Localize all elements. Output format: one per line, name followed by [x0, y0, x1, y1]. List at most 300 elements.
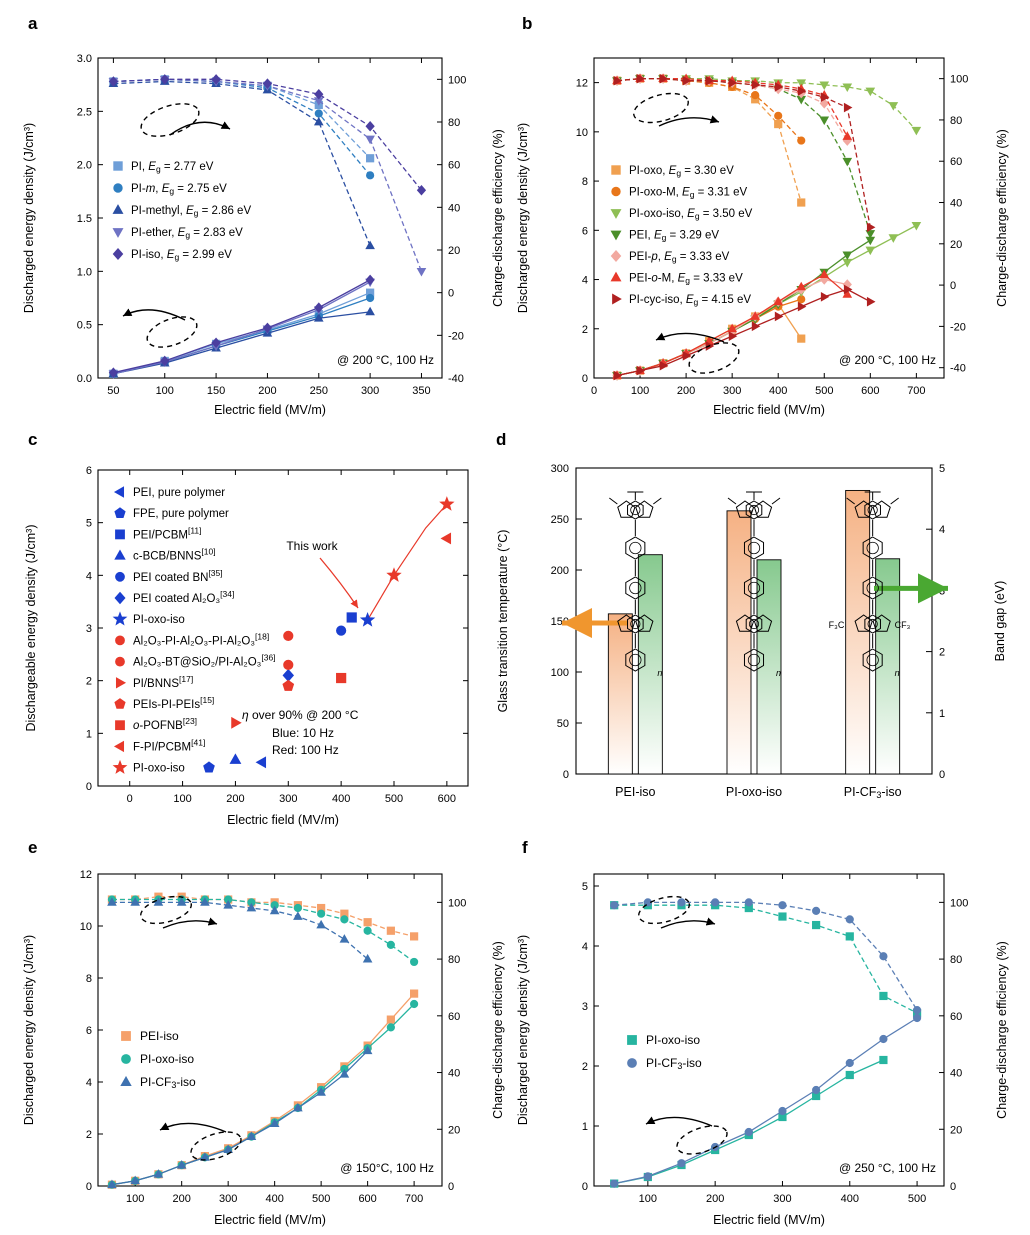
molecule-ring: [636, 501, 653, 517]
data-point-marker: [114, 613, 126, 625]
y2-tick-label: 80: [448, 117, 461, 129]
data-point-marker: [798, 335, 805, 342]
y-tick-label: 0.0: [76, 373, 92, 385]
x-tick-label: 300: [218, 1193, 238, 1205]
data-point-marker: [284, 631, 293, 640]
x-tick-label: 400: [331, 793, 351, 805]
bandgap-bar: [876, 559, 900, 774]
data-point-marker: [889, 235, 897, 242]
x-tick-label: 500: [815, 385, 834, 397]
y2-axis-title: Charge-discharge efficiency (%): [995, 129, 1009, 307]
data-point-marker: [115, 593, 125, 604]
data-point-marker: [628, 1059, 637, 1068]
panel-e: [20, 840, 510, 1230]
y2-axis-title: Charge-discharge efficiency (%): [491, 941, 505, 1119]
panel-a: [20, 20, 510, 420]
x-tick-label: 350: [412, 385, 431, 397]
data-point-marker: [752, 92, 759, 99]
y-tick-label: 12: [79, 869, 92, 881]
data-point-marker: [230, 754, 240, 763]
x-axis-title: Electric field (MV/m): [227, 813, 339, 827]
data-point-marker: [341, 916, 348, 923]
data-point-marker: [367, 172, 374, 179]
data-point-marker: [366, 242, 374, 249]
condition-annotation: @ 200 °C, 100 Hz: [336, 353, 434, 367]
x-tick-label: 400: [769, 385, 788, 397]
data-point-marker: [813, 907, 820, 914]
data-point-marker: [678, 899, 685, 906]
data-point-marker: [315, 110, 322, 117]
y2-tick-label: 0: [950, 280, 957, 293]
x-axis-title: Electric field (MV/m): [713, 1213, 825, 1227]
data-point-marker: [846, 1059, 853, 1066]
y2-tick-label: -40: [448, 373, 464, 385]
data-point-marker: [820, 117, 828, 124]
data-point-marker: [880, 953, 887, 960]
y-tick-label: 4: [581, 941, 588, 953]
y2-tick-label: 20: [950, 238, 963, 251]
y2-tick-label: 5: [939, 463, 946, 475]
y2-tick-label: 1: [939, 707, 946, 720]
data-point-marker: [337, 673, 346, 682]
legend-entry-label: PEI coated BN[35]: [133, 567, 223, 584]
data-point-marker: [866, 88, 874, 95]
x-axis-title: Electric field (MV/m): [214, 1213, 326, 1227]
this-work-annotation: This work: [286, 539, 338, 553]
data-point-marker: [628, 1036, 637, 1045]
y-axis-title: Discharged energy density (J/cm³): [22, 934, 36, 1126]
y-tick-label: 200: [550, 565, 569, 577]
y-tick-label: 8: [581, 176, 588, 189]
data-point-marker: [843, 158, 851, 165]
legend-entry-label: PI-oxo-iso: [133, 614, 185, 627]
data-point-marker: [798, 137, 805, 144]
data-point-marker: [366, 136, 374, 143]
x-tick-label: 100: [630, 385, 650, 397]
y-tick-label: 1: [85, 728, 92, 741]
molecule-ring: [754, 501, 771, 517]
data-point-marker: [644, 1173, 651, 1180]
legend-entry-label: FPE, pure polymer: [133, 508, 229, 521]
data-point-marker: [678, 1160, 685, 1167]
legend-entry-label: Al₂O₃-BT@SiO₂/PI-Al₂O₃[36]: [133, 652, 276, 669]
data-point-marker: [779, 902, 786, 909]
y-tick-label: 0: [581, 373, 588, 385]
x-tick-label: 200: [258, 385, 277, 397]
energy-series-line: [113, 280, 370, 373]
data-point-marker: [115, 742, 124, 752]
data-point-marker: [821, 293, 828, 301]
y-tick-label: 4: [85, 1077, 92, 1089]
y-tick-label: 3: [85, 623, 92, 635]
y2-tick-label: 40: [448, 1067, 461, 1080]
legend-entry-label: PI-iso, Eg = 2.99 eV: [131, 249, 232, 263]
data-point-marker: [846, 933, 853, 940]
data-point-marker: [843, 252, 851, 259]
y2-tick-label: 40: [950, 1067, 963, 1080]
data-point-marker: [880, 1035, 887, 1042]
x-tick-label: 200: [676, 385, 696, 397]
y2-axis-title: Charge-discharge efficiency (%): [491, 129, 505, 307]
y2-tick-label: 60: [950, 156, 963, 169]
data-point-marker: [611, 1180, 618, 1187]
data-point-marker: [114, 162, 122, 170]
x-tick-label: 100: [173, 793, 192, 805]
x-tick-label: 700: [907, 385, 926, 397]
data-point-marker: [880, 992, 887, 999]
x-axis-title: Electric field (MV/m): [713, 403, 825, 417]
y2-tick-label: -20: [950, 321, 966, 334]
efficiency-series-line: [113, 79, 370, 158]
legend-entry-label: PEI-o-M, Eg = 3.33 eV: [629, 272, 743, 286]
molecule-ring: [626, 537, 645, 559]
data-point-marker: [114, 184, 122, 192]
data-point-marker: [775, 112, 782, 119]
legend-entry-label: PEI coated Al₂O₃[34]: [133, 589, 235, 605]
energy-series-line: [113, 293, 370, 374]
this-work-trend: [368, 504, 447, 620]
condition-annotation: @ 200 °C, 100 Hz: [838, 353, 936, 367]
panel-d: [492, 432, 1014, 832]
y-tick-label: 4: [581, 274, 588, 287]
energy-series-line: [112, 994, 414, 1185]
data-point-marker: [364, 927, 371, 934]
data-point-marker: [889, 103, 897, 110]
data-point-marker: [116, 678, 125, 688]
data-point-marker: [367, 294, 374, 301]
efficiency-series-line: [617, 79, 916, 131]
x-tick-label: 100: [155, 385, 174, 397]
efficiency-series-line: [614, 902, 917, 1010]
y-tick-label: 4: [85, 570, 92, 583]
data-point-marker: [364, 919, 371, 926]
repeat-unit-label: n: [657, 668, 663, 678]
data-point-marker: [611, 231, 620, 239]
x-tick-label: 600: [437, 793, 457, 805]
y-axis-title: Discharged energy density (J/cm³): [516, 934, 530, 1126]
y-tick-label: 1.0: [76, 266, 92, 279]
data-point-marker: [116, 636, 125, 645]
data-point-marker: [284, 660, 293, 669]
data-point-marker: [866, 237, 874, 244]
cf3-right-label: CF₃: [894, 620, 911, 630]
y-tick-label: 2: [581, 1061, 588, 1073]
data-point-marker: [366, 308, 374, 315]
y-tick-label: 1.5: [76, 213, 92, 225]
y-tick-label: 6: [581, 225, 588, 238]
category-label: PI-oxo-iso: [725, 785, 783, 799]
data-point-marker: [813, 1086, 820, 1093]
molecule-ring: [746, 501, 762, 519]
data-point-marker: [613, 294, 621, 303]
molecule-ring: [873, 501, 890, 517]
data-point-marker: [913, 1007, 920, 1014]
y2-tick-label: 0: [939, 769, 946, 781]
data-point-marker: [611, 902, 618, 909]
condition-annotation: @ 250 °C, 100 Hz: [838, 1161, 936, 1175]
panel-label-c: c: [28, 430, 38, 449]
y-axis-title: Dischargeable energy density (J/cm³): [24, 524, 38, 732]
x-tick-label: 600: [358, 1193, 377, 1205]
data-point-marker: [115, 699, 125, 709]
x-tick-label: 300: [773, 1193, 792, 1205]
y2-tick-label: 20: [950, 1124, 963, 1137]
molecule-ring: [628, 501, 644, 519]
data-point-marker: [340, 935, 348, 942]
legend-entry-label: PI-oxo-iso: [646, 1033, 701, 1047]
panel-c: [20, 432, 490, 832]
data-point-marker: [611, 273, 620, 281]
legend-entry-label: PI-oxo-iso: [133, 762, 185, 775]
bandgap-bar: [638, 555, 662, 774]
legend-entry-label: PI-oxo-iso: [140, 1052, 195, 1066]
y-tick-label: 0: [562, 769, 569, 781]
x-tick-label: 150: [206, 385, 226, 397]
data-point-marker: [418, 268, 426, 275]
panel-label-d: d: [496, 430, 507, 449]
y2-axis-title: Charge-discharge efficiency (%): [995, 941, 1009, 1119]
energy-series-line: [112, 1051, 368, 1185]
data-point-marker: [912, 127, 920, 134]
y2-tick-label: 0: [448, 287, 455, 300]
data-point-marker: [867, 298, 874, 306]
data-point-marker: [866, 247, 874, 254]
legend-entry-label: c-BCB/BNNS[10]: [133, 546, 216, 563]
data-point-marker: [115, 508, 125, 518]
y2-tick-label: 3: [939, 585, 946, 598]
data-point-marker: [775, 120, 782, 127]
data-point-marker: [283, 680, 293, 690]
y2-tick-label: -40: [950, 362, 966, 375]
data-point-marker: [798, 303, 805, 311]
y2-tick-label: 40: [448, 202, 461, 215]
y-tick-label: 300: [550, 463, 569, 475]
legend-entry-label: PI-methyl, Eg = 2.86 eV: [131, 205, 252, 219]
data-point-marker: [116, 721, 125, 730]
x-tick-label: 300: [722, 385, 742, 397]
x-tick-label: 600: [861, 385, 880, 397]
efficiency-series-line: [617, 79, 870, 228]
data-point-marker: [880, 1056, 887, 1063]
x-axis-title: Electric field (MV/m): [214, 403, 326, 417]
legend-entry-label: PI-oxo-iso, Eg = 3.50 eV: [629, 208, 753, 222]
data-point-marker: [442, 533, 451, 543]
data-point-marker: [779, 913, 786, 920]
data-point-marker: [337, 626, 346, 635]
y-tick-label: 3: [581, 1001, 588, 1013]
data-point-marker: [775, 313, 782, 321]
y-tick-label: 3.0: [76, 53, 92, 65]
legend-entry-label: PI, Eg = 2.77 eV: [131, 161, 214, 175]
energy-series-line: [113, 282, 370, 374]
cf3-left-label: F₃C: [828, 620, 845, 630]
y2-tick-label: 80: [950, 954, 963, 967]
x-tick-label: 200: [705, 1193, 725, 1205]
repeat-unit-label: n: [776, 668, 782, 678]
panel-f: [514, 840, 1014, 1230]
data-point-marker: [779, 1107, 786, 1114]
y2-tick-label: 100: [950, 73, 969, 86]
y2-tick-label: 80: [448, 954, 461, 967]
legend-entry-label: PEI, pure polymer: [133, 487, 226, 499]
panel-label-f: f: [522, 838, 528, 857]
x-tick-label: 400: [840, 1193, 859, 1205]
y2-tick-label: 0: [448, 1181, 455, 1193]
x-tick-label: 400: [265, 1193, 284, 1205]
efficiency-series-line: [112, 902, 368, 959]
y-axis-title: Glass transition temperature (°C): [496, 529, 510, 713]
y2-tick-label: 60: [950, 1010, 963, 1023]
panel-b: [514, 20, 1014, 420]
data-point-marker: [611, 210, 620, 218]
y-tick-label: 12: [575, 77, 588, 90]
panel-label-a: a: [28, 14, 38, 33]
y2-tick-label: 20: [448, 1124, 461, 1137]
data-point-marker: [122, 1055, 131, 1064]
tg-bar: [608, 614, 632, 774]
data-point-marker: [411, 933, 418, 940]
x-tick-label: 100: [126, 1193, 145, 1205]
data-point-marker: [113, 205, 122, 213]
x-tick-label: 500: [907, 1193, 927, 1205]
legend-entry-label: F-PI/PCBM[41]: [133, 737, 206, 754]
data-point-marker: [912, 223, 920, 230]
efficiency-series-line: [617, 79, 801, 203]
panel-label-b: b: [522, 14, 533, 33]
data-point-marker: [204, 762, 214, 772]
data-point-marker: [411, 990, 418, 997]
data-point-marker: [387, 1016, 394, 1023]
y-tick-label: 0.5: [76, 319, 92, 332]
tg-bar: [846, 490, 870, 774]
data-point-marker: [388, 569, 401, 581]
y-tick-label: 150: [550, 616, 569, 628]
legend-entry-label: PI-m, Eg = 2.75 eV: [131, 183, 227, 197]
y-tick-label: 8: [85, 973, 92, 985]
y-tick-label: 10: [575, 126, 588, 139]
y-tick-label: 2.5: [76, 106, 92, 119]
molecule-ring: [618, 501, 635, 517]
legend-entry-label: PI/BNNS[17]: [133, 673, 194, 690]
y-tick-label: 5: [581, 881, 588, 893]
y-tick-label: 2: [581, 323, 588, 336]
legend-entry-label: o-POFNB[23]: [133, 716, 198, 733]
y2-axis-title: Band gap (eV): [993, 580, 1007, 662]
red-note: Red: 100 Hz: [272, 743, 339, 757]
legend-entry-label: PI-CF3-iso: [140, 1075, 196, 1091]
y-tick-label: 2: [85, 1129, 92, 1141]
data-point-marker: [315, 118, 323, 125]
x-tick-label: 500: [384, 793, 404, 805]
repeat-unit-label: n: [894, 668, 900, 678]
data-point-marker: [387, 941, 394, 948]
legend-entry-label: PI-ether, Eg = 2.83 eV: [131, 227, 243, 241]
data-point-marker: [367, 155, 374, 162]
efficiency-series-line: [113, 79, 421, 271]
legend-entry-label: PEI-p, Eg = 3.33 eV: [629, 251, 730, 265]
x-tick-label: 0: [590, 385, 598, 397]
data-point-marker: [115, 487, 124, 497]
data-point-marker: [612, 187, 620, 195]
data-point-marker: [846, 1071, 853, 1078]
legend-entry-label: PI-oxo-M, Eg = 3.31 eV: [629, 186, 748, 200]
data-point-marker: [115, 551, 125, 560]
y-tick-label: 1: [581, 1121, 588, 1133]
data-point-marker: [232, 718, 241, 728]
data-point-marker: [283, 670, 293, 682]
data-point-marker: [294, 904, 301, 911]
y-tick-label: 2: [85, 675, 92, 688]
category-label: PI-CF3-iso: [843, 785, 902, 801]
x-tick-label: 500: [311, 1193, 331, 1205]
efficiency-series-line: [614, 905, 917, 1013]
data-point-marker: [257, 757, 266, 767]
y-tick-label: 2.0: [76, 159, 92, 172]
legend-entry-label: Al₂O₃-PI-Al₂O₃-PI-Al₂O₃[18]: [133, 631, 270, 648]
y2-tick-label: 4: [939, 524, 946, 537]
y2-tick-label: 100: [448, 74, 467, 87]
y-tick-label: 0: [85, 781, 92, 793]
y2-tick-label: 80: [950, 114, 963, 127]
x-tick-label: 100: [638, 1193, 658, 1205]
data-point-marker: [113, 229, 122, 237]
data-point-marker: [752, 322, 759, 330]
data-point-marker: [843, 259, 851, 266]
legend-entry-label: PI-CF3-iso: [646, 1056, 702, 1072]
data-point-marker: [318, 910, 325, 917]
y-tick-label: 100: [550, 667, 569, 679]
y-tick-label: 10: [79, 921, 92, 933]
data-point-marker: [867, 223, 874, 231]
plot-frame: [594, 874, 944, 1186]
data-point-marker: [116, 657, 125, 666]
data-point-marker: [114, 761, 126, 773]
data-point-marker: [745, 1128, 752, 1135]
data-point-marker: [612, 166, 620, 174]
y2-tick-label: 0: [950, 1181, 957, 1193]
efficiency-note: η over 90% @ 200 °C: [242, 708, 359, 722]
y-tick-label: 6: [85, 1025, 92, 1037]
y-tick-label: 0: [581, 1181, 588, 1193]
y2-tick-label: 100: [950, 897, 969, 910]
y2-tick-label: 2: [939, 646, 946, 659]
data-point-marker: [913, 1014, 920, 1021]
data-point-marker: [361, 613, 374, 625]
y2-tick-label: 40: [950, 197, 963, 210]
data-point-marker: [121, 1077, 131, 1086]
data-point-marker: [116, 530, 125, 539]
data-point-marker: [441, 498, 454, 510]
data-point-marker: [611, 251, 620, 262]
y-tick-label: 0: [85, 1181, 92, 1193]
blue-note: Blue: 10 Hz: [272, 726, 335, 740]
data-point-marker: [411, 1000, 418, 1007]
data-point-marker: [712, 899, 719, 906]
legend-entry-label: PEI, Eg = 3.29 eV: [629, 229, 720, 243]
efficiency-group-circle: [137, 97, 203, 142]
x-tick-label: 250: [309, 385, 328, 397]
x-tick-label: 50: [107, 385, 120, 397]
y-tick-label: 6: [85, 465, 92, 477]
legend-entry-label: PI-oxo, Eg = 3.30 eV: [629, 165, 734, 179]
y2-tick-label: 20: [448, 245, 461, 257]
condition-annotation: @ 150°C, 100 Hz: [340, 1161, 434, 1175]
legend-entry-label: PI-cyc-iso, Eg = 4.15 eV: [629, 294, 752, 308]
y-tick-label: 250: [550, 514, 569, 526]
y-axis-title: Discharged energy density (J/cm³): [516, 122, 530, 314]
legend-entry-label: PEI-iso: [140, 1029, 179, 1043]
data-point-marker: [113, 249, 122, 260]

+---+

Exercise requirements >> Could you render the lines of the data above, from the line with "molecule-ring: [636, 501, 653, 517]" to the line with "data-point-marker: [367, 172, 374, 179]", as a numbered list with any blank lines dropped?

Answer to this task >>
1. molecule-ring: [636, 501, 653, 517]
2. data-point-marker: [114, 613, 126, 625]
3. y2-tick-label: 80: [448, 117, 461, 129]
4. data-point-marker: [798, 335, 805, 342]
5. y-tick-label: 0.0: [76, 373, 92, 385]
6. x-tick-label: 300: [218, 1193, 238, 1205]
7. data-point-marker: [284, 631, 293, 640]
8. x-tick-label: 400: [331, 793, 351, 805]
9. bandgap-bar: [876, 559, 900, 774]
10. data-point-marker: [889, 235, 897, 242]
11. x-tick-label: 500: [815, 385, 834, 397]
12. y2-axis-title: Charge-discharge efficiency (%): [995, 129, 1009, 307]
13. data-point-marker: [115, 593, 125, 604]
14. data-point-marker: [628, 1059, 637, 1068]
15. panel-e: [20, 840, 510, 1230]
16. y2-axis-title: Charge-discharge efficiency (%): [491, 941, 505, 1119]
17. panel-a: [20, 20, 510, 420]
18. x-tick-label: 350: [412, 385, 431, 397]
19. data-point-marker: [752, 92, 759, 99]
20. y-tick-label: 12: [79, 869, 92, 881]
21. data-point-marker: [230, 754, 240, 763]
22. x-axis-title: Electric field (MV/m): [227, 813, 339, 827]
23. data-point-marker: [341, 916, 348, 923]
24. data-point-marker: [367, 172, 374, 179]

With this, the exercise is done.